(Extracts from a graphics dataset)
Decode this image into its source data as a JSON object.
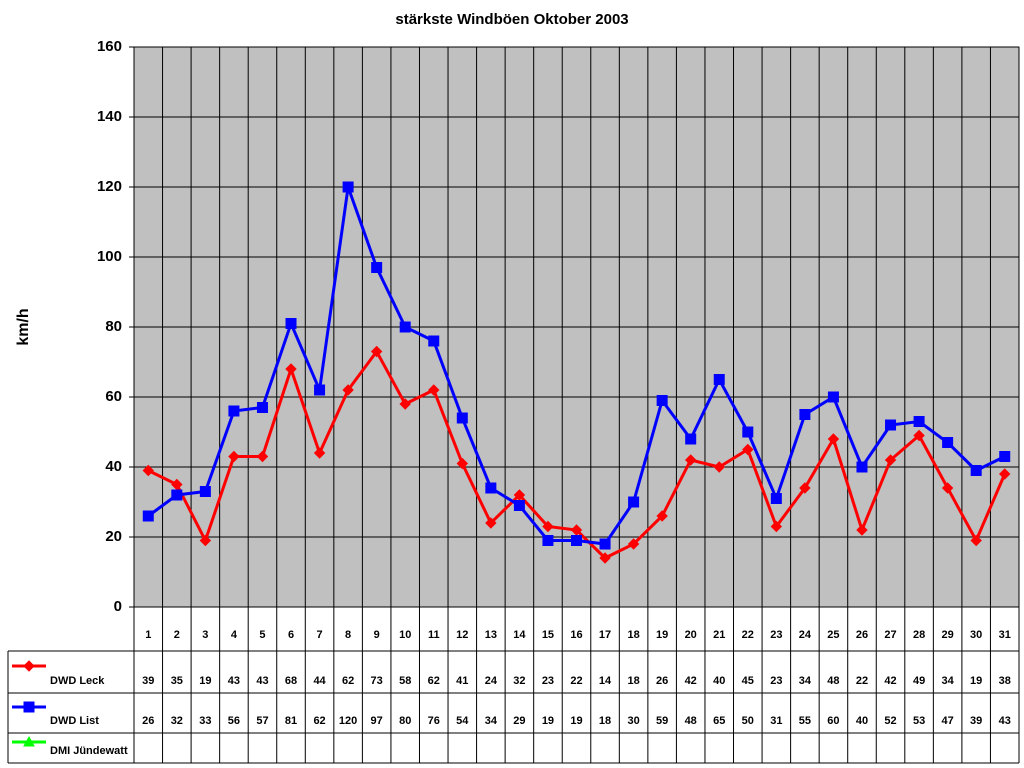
{
  "chart_data": {
    "type": "line",
    "title": "stärkste Windböen Oktober 2003",
    "y_label": "km/h",
    "categories": [
      "1",
      "2",
      "3",
      "4",
      "5",
      "6",
      "7",
      "8",
      "9",
      "10",
      "11",
      "12",
      "13",
      "14",
      "15",
      "16",
      "17",
      "18",
      "19",
      "20",
      "21",
      "22",
      "23",
      "24",
      "25",
      "26",
      "27",
      "28",
      "29",
      "30",
      "31"
    ],
    "series": [
      {
        "name": "DWD Leck",
        "color": "#ff0000",
        "marker": "diamond",
        "values": [
          39,
          35,
          19,
          43,
          43,
          68,
          44,
          62,
          73,
          58,
          62,
          41,
          24,
          32,
          23,
          22,
          14,
          18,
          26,
          42,
          40,
          45,
          23,
          34,
          48,
          22,
          42,
          49,
          34,
          19,
          38
        ]
      },
      {
        "name": "DWD List",
        "color": "#0000ff",
        "marker": "square",
        "values": [
          26,
          32,
          33,
          56,
          57,
          81,
          62,
          120,
          97,
          80,
          76,
          54,
          34,
          29,
          19,
          19,
          18,
          30,
          59,
          48,
          65,
          50,
          31,
          55,
          60,
          40,
          52,
          53,
          47,
          39,
          43
        ]
      },
      {
        "name": "DMI Jündewatt",
        "color": "#00ff00",
        "marker": "triangle",
        "values": [
          null,
          null,
          null,
          null,
          null,
          null,
          null,
          null,
          null,
          null,
          null,
          null,
          null,
          null,
          null,
          null,
          null,
          null,
          null,
          null,
          null,
          null,
          null,
          null,
          null,
          null,
          null,
          null,
          null,
          null,
          null
        ]
      }
    ],
    "ylim": [
      0,
      160
    ],
    "yticks": [
      0,
      20,
      40,
      60,
      80,
      100,
      120,
      140,
      160
    ],
    "grid": true,
    "plot_background": "#c0c0c0"
  }
}
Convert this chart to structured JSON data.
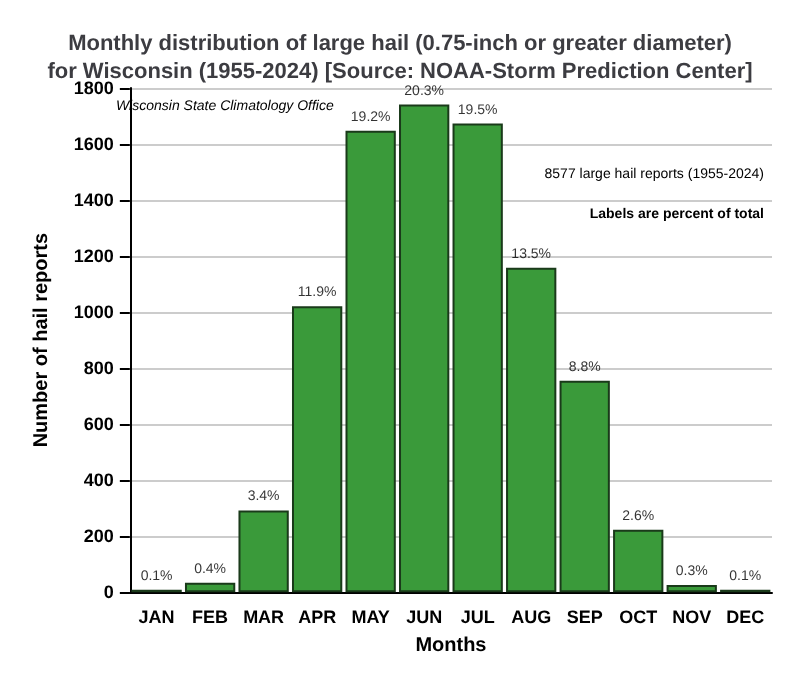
{
  "chart_data": {
    "type": "bar",
    "title": "Monthly distribution of large hail (0.75-inch or greater diameter)\nfor Wisconsin (1955-2024) [Source: NOAA-Storm Prediction Center]",
    "xlabel": "Months",
    "ylabel": "Number of hail reports",
    "categories": [
      "JAN",
      "FEB",
      "MAR",
      "APR",
      "MAY",
      "JUN",
      "JUL",
      "AUG",
      "SEP",
      "OCT",
      "NOV",
      "DEC"
    ],
    "values": [
      9,
      34,
      292,
      1021,
      1647,
      1741,
      1673,
      1158,
      755,
      223,
      26,
      9
    ],
    "color": "#3a9a3a",
    "ylim": [
      0,
      1800
    ],
    "yticks": [
      0,
      200,
      400,
      600,
      800,
      1000,
      1200,
      1400,
      1600,
      1800
    ],
    "grid": "y",
    "annotations": [
      "Wisconsin State Climatology Office",
      "8577 large hail reports (1955-2024)",
      "Labels are percent of total",
      {
        "text": "0.1%",
        "x": "JAN",
        "y": 9
      },
      {
        "text": "0.4%",
        "x": "FEB",
        "y": 34
      },
      {
        "text": "3.4%",
        "x": "MAR",
        "y": 292
      },
      {
        "text": "11.9%",
        "x": "APR",
        "y": 1021
      },
      {
        "text": "19.2%",
        "x": "MAY",
        "y": 1647
      },
      {
        "text": "20.3%",
        "x": "JUN",
        "y": 1741
      },
      {
        "text": "19.5%",
        "x": "JUL",
        "y": 1673
      },
      {
        "text": "13.5%",
        "x": "AUG",
        "y": 1158
      },
      {
        "text": "8.8%",
        "x": "SEP",
        "y": 755
      },
      {
        "text": "2.6%",
        "x": "OCT",
        "y": 223
      },
      {
        "text": "0.3%",
        "x": "NOV",
        "y": 26
      },
      {
        "text": "0.1%",
        "x": "DEC",
        "y": 9
      }
    ]
  }
}
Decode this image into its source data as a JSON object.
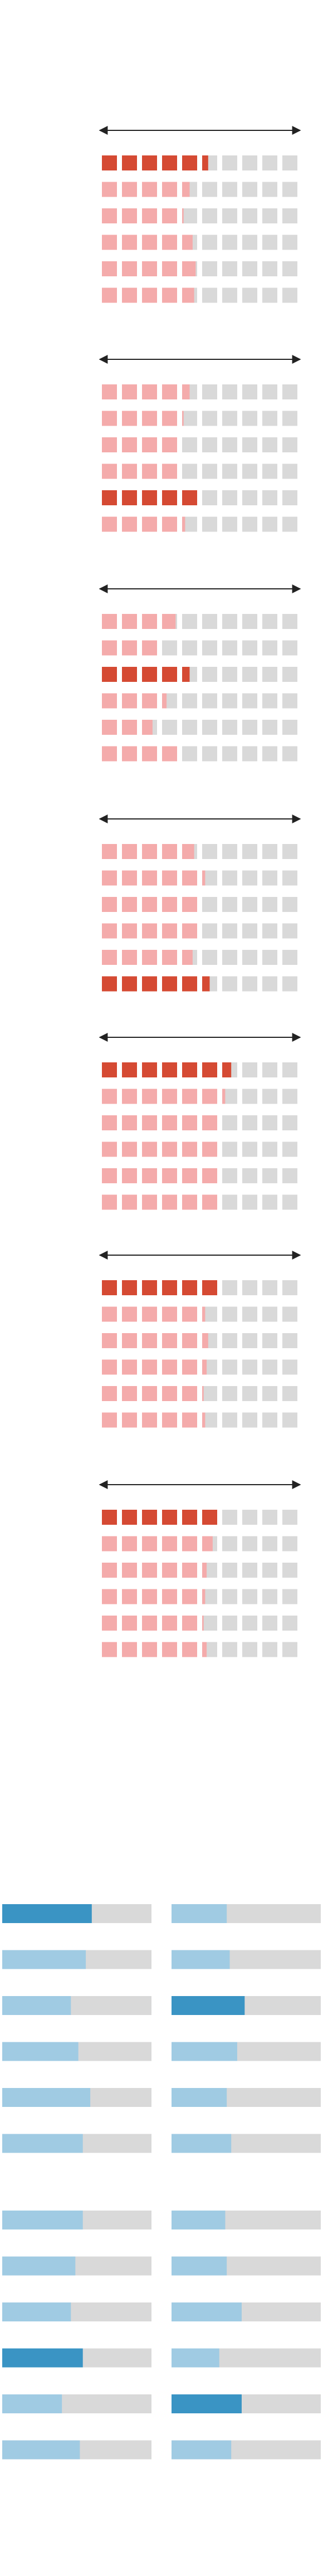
{
  "colors": {
    "highlight_red": "#d54a33",
    "light_red": "#f4abab",
    "empty_gray": "#d9d9d9",
    "arrow": "#222222",
    "highlight_blue": "#3a94c4",
    "light_blue": "#a0cbe3",
    "bar_track": "#d9d9d9"
  },
  "chart_data": [
    {
      "type": "waffle",
      "scale_max": 10,
      "units_per_row": 10,
      "groups": [
        {
          "rows": [
            5.4,
            4.5,
            4.1,
            4.7,
            4.9,
            4.8
          ],
          "highlight_row": 0
        },
        {
          "rows": [
            4.5,
            4.1,
            4.0,
            4.0,
            5.0,
            4.2
          ],
          "highlight_row": 4
        },
        {
          "rows": [
            3.9,
            3.0,
            4.5,
            3.3,
            2.7,
            4.0
          ],
          "highlight_row": 2
        },
        {
          "rows": [
            4.8,
            5.2,
            5.0,
            5.0,
            4.7,
            5.5
          ],
          "highlight_row": 5
        },
        {
          "rows": [
            6.6,
            6.2,
            6.0,
            6.0,
            6.0,
            6.0
          ],
          "highlight_row": 0
        },
        {
          "rows": [
            6.0,
            5.2,
            5.4,
            5.3,
            5.1,
            5.2
          ],
          "highlight_row": 0
        },
        {
          "rows": [
            6.0,
            5.7,
            5.3,
            5.2,
            5.1,
            5.3
          ],
          "highlight_row": 0
        }
      ]
    },
    {
      "type": "bar",
      "orientation": "horizontal",
      "xlim": [
        0,
        1
      ],
      "panels": [
        {
          "column": 0,
          "block": 0,
          "values": [
            0.6,
            0.56,
            0.46,
            0.51,
            0.59,
            0.54
          ],
          "highlight_index": 0
        },
        {
          "column": 1,
          "block": 0,
          "values": [
            0.37,
            0.39,
            0.49,
            0.44,
            0.37,
            0.4
          ],
          "highlight_index": 2
        },
        {
          "column": 0,
          "block": 1,
          "values": [
            0.54,
            0.49,
            0.46,
            0.54,
            0.4,
            0.52
          ],
          "highlight_index": 3
        },
        {
          "column": 1,
          "block": 1,
          "values": [
            0.36,
            0.37,
            0.47,
            0.32,
            0.47,
            0.4
          ],
          "highlight_index": 4
        }
      ]
    }
  ]
}
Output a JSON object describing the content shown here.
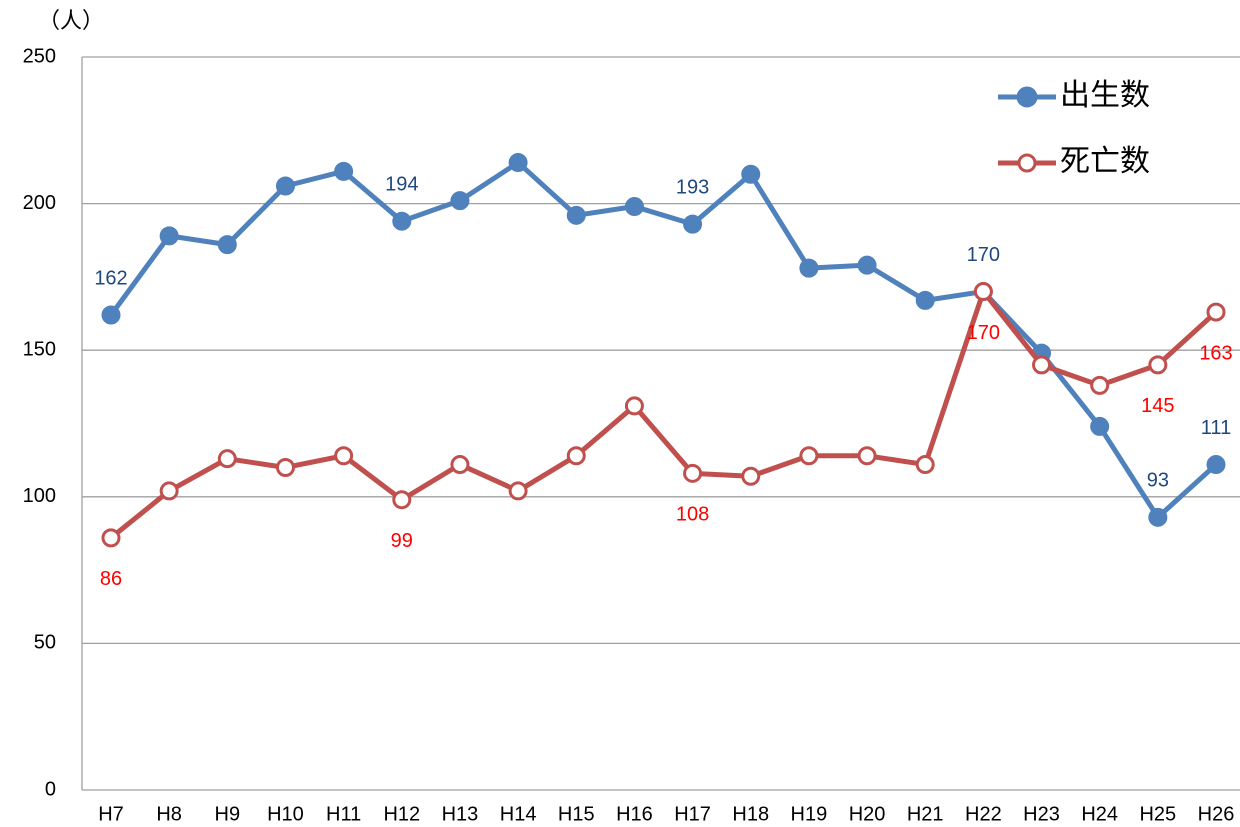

• **Short task**
Collect each line containing the string "marker".

• **Task result**
        "marker": "diamond",
        "marker": "square",
        "marker": "triangle",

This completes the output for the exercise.